— start of SOURCE PASSAGE —

A solid-teak and tile table-floor lamp by Jane and Gordon Martz for MARSHALL STUDIOS, paired with a vintage lamp shade and finial.

JANE & GORDON MARTZ met as students at the New York State College of Ceramics in Alfred, New York.  In 1951 they joined MARSHALL STUDIOS in Veedersberg, Indiana, where, for 38 years, they designed and produced a wide variety of functional ceramic housewares including stoneware lamps, dishes, and tiles.  The Martzes' work has been recognized by MoMA in New York City where some of it is included in the permanent collection.

MARSHALL STUDIOS was founded in 1922 by Jessie "Muz" Marshall, who began her career painting lampshades by hand in her Indianapolis home.  Shades led to lamp bases and then to a small Indianapolis factory, where a line of turned wood lamps with painted shades was produced.  By the time her granddaughter, Jane Marshall, married Gordon Martz in 1951, MARSHALL STUDIOS was in the hands of Jane's parents, Nicholas and Grace Marshall, and had been moved to Veedersburg, Indiana (into a building originally built as a WPA project).  Her parents wanted Jane and her new husband to contribute their talents to the family enterprise, and the young couple joined the firm, bringing with them a passion for contemporary, hand-designed stoneware.  Their presence was transformative.  MARSHALL STUDIOS soon became a hotbed for the production of modern, hand-crafted lamps and accessories.

The Martzes understood the public's appreciation for the appearance of hand-made goods, but they held the firm belief that this "look" could be achieved under factory conditions.  They set out to devise a way to make this practical and profitable.  Their basic tactic was to create simple shapes in slip-cast ceramic that could be decorated in various ways using the techniques of potters rather than those of commercial production.  Decals and transfers, for example, common at most ceramic companies, were never used on a Martz product, and representational designs were rare.  Decorating at MARSHALL STUDIOS broke down into three simple methods that could be used singly or in combination.  There was the incision of designs into freshly glazed pieces before firing; the full immersion of pieces in base colors followed by dipping them into other glazes to varying depths for a layered effect; and the brushing of glaze lightly or loosely on to pieces while they rotated on a vertical lathe.  These techniques could be learned by almost anyone—making their application look professional was a skill the Martzes had to work hard to impart.

— end of SOURCE PASSAGE —
— start of INFORMATION SHOWN —

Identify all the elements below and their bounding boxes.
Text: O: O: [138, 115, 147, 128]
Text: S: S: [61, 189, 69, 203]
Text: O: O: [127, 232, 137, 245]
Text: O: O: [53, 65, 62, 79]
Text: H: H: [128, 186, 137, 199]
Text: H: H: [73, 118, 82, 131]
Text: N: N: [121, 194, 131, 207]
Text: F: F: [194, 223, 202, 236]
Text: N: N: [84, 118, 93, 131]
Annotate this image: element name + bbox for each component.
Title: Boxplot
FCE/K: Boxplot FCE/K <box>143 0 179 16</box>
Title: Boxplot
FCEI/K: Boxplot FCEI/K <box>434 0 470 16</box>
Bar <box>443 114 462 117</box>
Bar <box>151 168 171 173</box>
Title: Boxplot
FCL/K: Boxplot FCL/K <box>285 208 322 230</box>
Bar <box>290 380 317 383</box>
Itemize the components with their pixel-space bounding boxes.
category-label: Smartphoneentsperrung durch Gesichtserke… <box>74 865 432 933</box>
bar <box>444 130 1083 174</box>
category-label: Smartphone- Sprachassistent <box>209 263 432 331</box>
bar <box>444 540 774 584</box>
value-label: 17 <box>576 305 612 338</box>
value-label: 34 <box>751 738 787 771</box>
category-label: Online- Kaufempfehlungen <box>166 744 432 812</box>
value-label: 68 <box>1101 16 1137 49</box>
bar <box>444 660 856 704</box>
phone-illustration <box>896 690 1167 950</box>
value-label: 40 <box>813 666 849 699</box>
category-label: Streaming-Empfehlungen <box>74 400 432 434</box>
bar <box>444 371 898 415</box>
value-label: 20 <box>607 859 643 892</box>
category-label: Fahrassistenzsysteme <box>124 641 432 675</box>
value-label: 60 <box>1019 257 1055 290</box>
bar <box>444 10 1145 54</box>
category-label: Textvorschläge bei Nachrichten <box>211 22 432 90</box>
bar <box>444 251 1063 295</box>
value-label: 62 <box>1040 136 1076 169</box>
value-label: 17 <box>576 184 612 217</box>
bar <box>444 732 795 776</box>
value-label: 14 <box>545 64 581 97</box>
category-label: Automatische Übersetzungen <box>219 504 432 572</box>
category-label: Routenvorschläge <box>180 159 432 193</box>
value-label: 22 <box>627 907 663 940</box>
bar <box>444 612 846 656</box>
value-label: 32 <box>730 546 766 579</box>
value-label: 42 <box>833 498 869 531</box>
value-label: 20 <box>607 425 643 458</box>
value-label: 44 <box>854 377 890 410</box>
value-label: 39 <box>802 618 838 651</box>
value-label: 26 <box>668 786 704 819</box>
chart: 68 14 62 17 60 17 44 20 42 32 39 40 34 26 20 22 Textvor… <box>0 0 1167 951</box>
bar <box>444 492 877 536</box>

— end of INFORMATION SHOWN —

TASK GOAL :: Continue the account of Marshall Studios and the Martzes from where it stops. The entries have no connection to the text.

WRITTEN ANSWER ::
With the simple, European good looks based on the Bauhaus principles the Martzes had studied at University, MARSHALL STUDIOS products set themselves apart from the flashy, kitschy "modern" designs available from other companies.  They quickly found a following.  The watershed product for MARSHALL was the Martz No. 101, an exquisitely simple teardrop shape in matte black.  The Scandinavian-inspired lamp was so pure in design, that it came to the attention of Edgar Kaufmann, Jr. (whose father had commissioned Fallingwater from Frank Lloyd Wright).  He invited the Martzes to include their lamp in the 1953 Good Design Exhibition at MoMA that he was supervising.

The success of No. 101 launched three and a half decades of commercial and artistic growth for the Martzes.  By the mid 1950's they were turning out their signature designs in profusion.  Still making everything including lampshades in-house, their company evolved into a complex operation.  In an age before computers kept track of orders, scheduling, and inventory, MARSHALL STUDIOS offered dozens of lamp styles in dozens of colors and with dozens of decoration options.  It nevertheless became famous for fulfilling huge orders without error.  But in the 70's and 80's—as the popularity of modernist design waned and the dominance of big-box stores rose—MARSHALL STUDIOS mostly faded from public view.  They closed their doors in 1989.

Production Period – 1960-1969

Country of Origin – USA



Materials – TEAK, CERAMIC

Condition – VERY GOOD (no defects; may show slight traces of use)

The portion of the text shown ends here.